### DATA EXTRACT
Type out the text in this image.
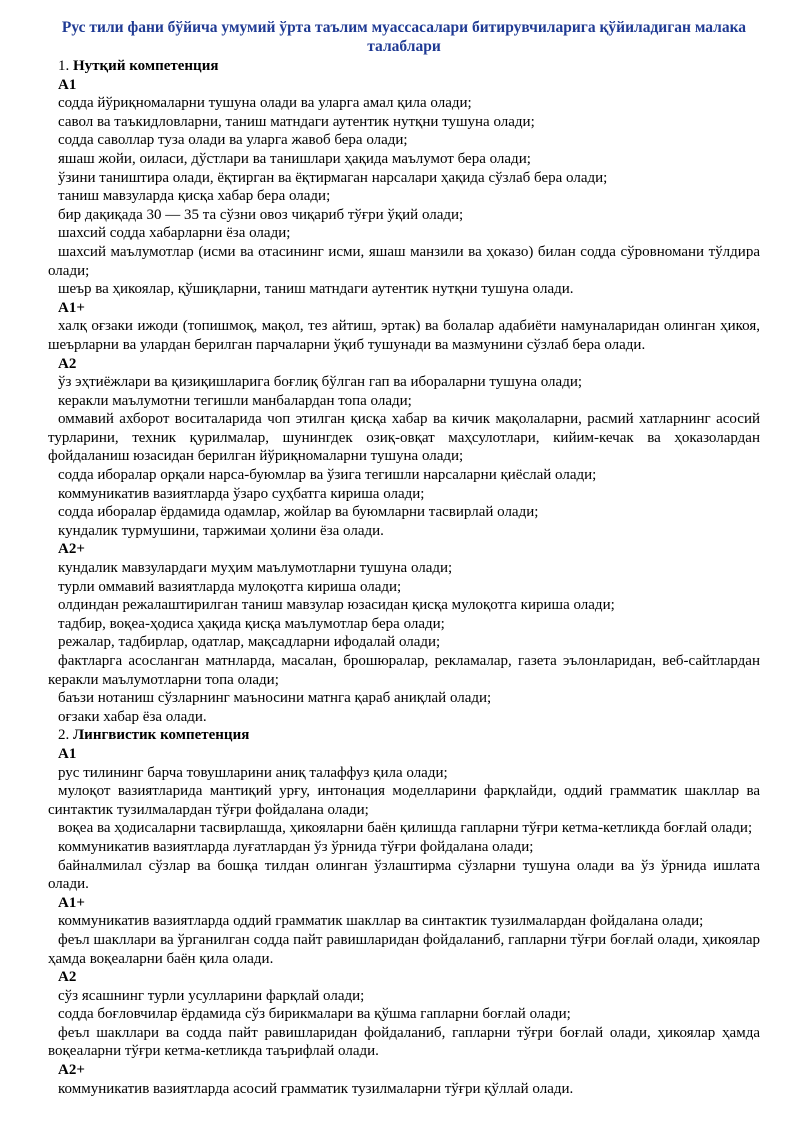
Рус тили фани бўйича умумий ўрта таълим муассасалари битирувчиларига қўйиладиган малака талаблари
1. Нутқий компетенция
A1
содда йўриқномаларни тушуна олади ва уларга амал қила олади;
савол ва таъкидловларни, таниш матндаги аутентик нутқни тушуна олади;
содда саволлар туза олади ва уларга жавоб бера олади;
яшаш жойи, оиласи, дўстлари ва танишлари ҳақида маълумот бера олади;
ўзини таништира олади, ёқтирган ва ёқтирмаган нарсалари ҳақида сўзлаб бера олади;
таниш мавзуларда қисқа хабар бера олади;
бир дақиқада 30 — 35 та сўзни овоз чиқариб тўғри ўқий олади;
шахсий содда хабарларни ёза олади;
шахсий маълумотлар (исми ва отасининг исми, яшаш манзили ва ҳоказо) билан содда сўровномани тўлдира олади;
шеър ва ҳикоялар, қўшиқларни, таниш матндаги аутентик нутқни тушуна олади.
A1+
халқ оғзаки ижоди (топишмоқ, мақол, тез айтиш, эртак) ва болалар адабиёти намуналаридан олинган ҳикоя, шеърларни ва улардан берилган парчаларни ўқиб тушунади ва мазмунини сўзлаб бера олади.
A2
ўз эҳтиёжлари ва қизиқишларига боғлиқ бўлган гап ва ибораларни тушуна олади;
керакли маълумотни тегишли манбалардан топа олади;
оммавий ахборот воситаларида чоп этилган қисқа хабар ва кичик мақолаларни, расмий хатларнинг асосий турларини, техник қурилмалар, шунингдек озиқ-овқат маҳсулотлари, кийим-кечак ва ҳоказолардан фойдаланиш юзасидан берилган йўриқномаларни тушуна олади;
содда иборалар орқали нарса-буюмлар ва ўзига тегишли нарсаларни қиёслай олади;
коммуникатив вазиятларда ўзаро суҳбатга кириша олади;
содда иборалар ёрдамида одамлар, жойлар ва буюмларни тасвирлай олади;
кундалик турмушини, таржимаи ҳолини ёза олади.
A2+
кундалик мавзулардаги муҳим маълумотларни тушуна олади;
турли оммавий вазиятларда мулоқотга кириша олади;
олдиндан режалаштирилган таниш мавзулар юзасидан қисқа мулоқотга кириша олади;
тадбир, воқеа-ҳодиса ҳақида қисқа маълумотлар бера олади;
режалар, тадбирлар, одатлар, мақсадларни ифодалай олади;
фактларга асосланган матнларда, масалан, брошюралар, рекламалар, газета эълонларидан, веб-сайтлардан керакли маълумотларни топа олади;
баъзи нотаниш сўзларнинг маъносини матнга қараб аниқлай олади;
оғзаки хабар ёза олади.
2. Лингвистик компетенция
A1
рус тилининг барча товушларини аниқ талаффуз қила олади;
мулоқот вазиятларида мантиқий урғу, интонация моделларини фарқлайди, оддий грамматик шакллар ва синтактик тузилмалардан тўғри фойдалана олади;
воқеа ва ҳодисаларни тасвирлашда, ҳикояларни баён қилишда гапларни тўғри кетма-кетликда боғлай олади;
коммуникатив вазиятларда луғатлардан ўз ўрнида тўғри фойдалана олади;
байналмилал сўзлар ва бошқа тилдан олинган ўзлаштирма сўзларни тушуна олади ва ўз ўрнида ишлата олади.
A1+
коммуникатив вазиятларда оддий грамматик шакллар ва синтактик тузилмалардан фойдалана олади;
феъл шакллари ва ўрганилган содда пайт равишларидан фойдаланиб, гапларни тўғри боғлай олади, ҳикоялар ҳамда воқеаларни баён қила олади.
A2
сўз ясашнинг турли усулларини фарқлай олади;
содда боғловчилар ёрдамида сўз бирикмалари ва қўшма гапларни боғлай олади;
феъл шакллари ва содда пайт равишларидан фойдаланиб, гапларни тўғри боғлай олади, ҳикоялар ҳамда воқеаларни тўғри кетма-кетликда таърифлай олади.
A2+
коммуникатив вазиятларда асосий грамматик тузилмаларни тўғри қўллай олади.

### PROBLEM STATEMENT
Without including any pictures, print each record exactly.

### TASK SOLUTION
Type out the text in this image.
Рус тили фани бўйича умумий ўрта таълим муассасалари битирувчиларига қўйиладиган малака талаблари
1. Нутқий компетенция
A1
содда йўриқномаларни тушуна олади ва уларга амал қила олади;
савол ва таъкидловларни, таниш матндаги аутентик нутқни тушуна олади;
содда саволлар туза олади ва уларга жавоб бера олади;
яшаш жойи, оиласи, дўстлари ва танишлари ҳақида маълумот бера олади;
ўзини таништира олади, ёқтирган ва ёқтирмаган нарсалари ҳақида сўзлаб бера олади;
таниш мавзуларда қисқа хабар бера олади;
бир дақиқада 30 — 35 та сўзни овоз чиқариб тўғри ўқий олади;
шахсий содда хабарларни ёза олади;
шахсий маълумотлар (исми ва отасининг исми, яшаш манзили ва ҳоказо) билан содда сўровномани тўлдира олади;
шеър ва ҳикоялар, қўшиқларни, таниш матндаги аутентик нутқни тушуна олади.
A1+
халқ оғзаки ижоди (топишмоқ, мақол, тез айтиш, эртак) ва болалар адабиёти намуналаридан олинган ҳикоя, шеърларни ва улардан берилган парчаларни ўқиб тушунади ва мазмунини сўзлаб бера олади.
A2
ўз эҳтиёжлари ва қизиқишларига боғлиқ бўлган гап ва ибораларни тушуна олади;
керакли маълумотни тегишли манбалардан топа олади;
оммавий ахборот воситаларида чоп этилган қисқа хабар ва кичик мақолаларни, расмий хатларнинг асосий турларини, техник қурилмалар, шунингдек озиқ-овқат маҳсулотлари, кийим-кечак ва ҳоказолардан фойдаланиш юзасидан берилган йўриқномаларни тушуна олади;
содда иборалар орқали нарса-буюмлар ва ўзига тегишли нарсаларни қиёслай олади;
коммуникатив вазиятларда ўзаро суҳбатга кириша олади;
содда иборалар ёрдамида одамлар, жойлар ва буюмларни тасвирлай олади;
кундалик турмушини, таржимаи ҳолини ёза олади.
A2+
кундалик мавзулардаги муҳим маълумотларни тушуна олади;
турли оммавий вазиятларда мулоқотга кириша олади;
олдиндан режалаштирилган таниш мавзулар юзасидан қисқа мулоқотга кириша олади;
тадбир, воқеа-ҳодиса ҳақида қисқа маълумотлар бера олади;
режалар, тадбирлар, одатлар, мақсадларни ифодалай олади;
фактларга асосланган матнларда, масалан, брошюралар, рекламалар, газета эълонларидан, веб-сайтлардан керакли маълумотларни топа олади;
баъзи нотаниш сўзларнинг маъносини матнга қараб аниқлай олади;
оғзаки хабар ёза олади.
2. Лингвистик компетенция
A1
рус тилининг барча товушларини аниқ талаффуз қила олади;
мулоқот вазиятларида мантиқий урғу, интонация моделларини фарқлайди, оддий грамматик шакллар ва синтактик тузилмалардан тўғри фойдалана олади;
воқеа ва ҳодисаларни тасвирлашда, ҳикояларни баён қилишда гапларни тўғри кетма-кетликда боғлай олади;
коммуникатив вазиятларда луғатлардан ўз ўрнида тўғри фойдалана олади;
байналмилал сўзлар ва бошқа тилдан олинган ўзлаштирма сўзларни тушуна олади ва ўз ўрнида ишлата олади.
A1+
коммуникатив вазиятларда оддий грамматик шакллар ва синтактик тузилмалардан фойдалана олади;
феъл шакллари ва ўрганилган содда пайт равишларидан фойдаланиб, гапларни тўғри боғлай олади, ҳикоялар ҳамда воқеаларни баён қила олади.
A2
сўз ясашнинг турли усулларини фарқлай олади;
содда боғловчилар ёрдамида сўз бирикмалари ва қўшма гапларни боғлай олади;
феъл шакллари ва содда пайт равишларидан фойдаланиб, гапларни тўғри боғлай олади, ҳикоялар ҳамда воқеаларни тўғри кетма-кетликда таърифлай олади.
A2+
коммуникатив вазиятларда асосий грамматик тузилмаларни тўғри қўллай олади.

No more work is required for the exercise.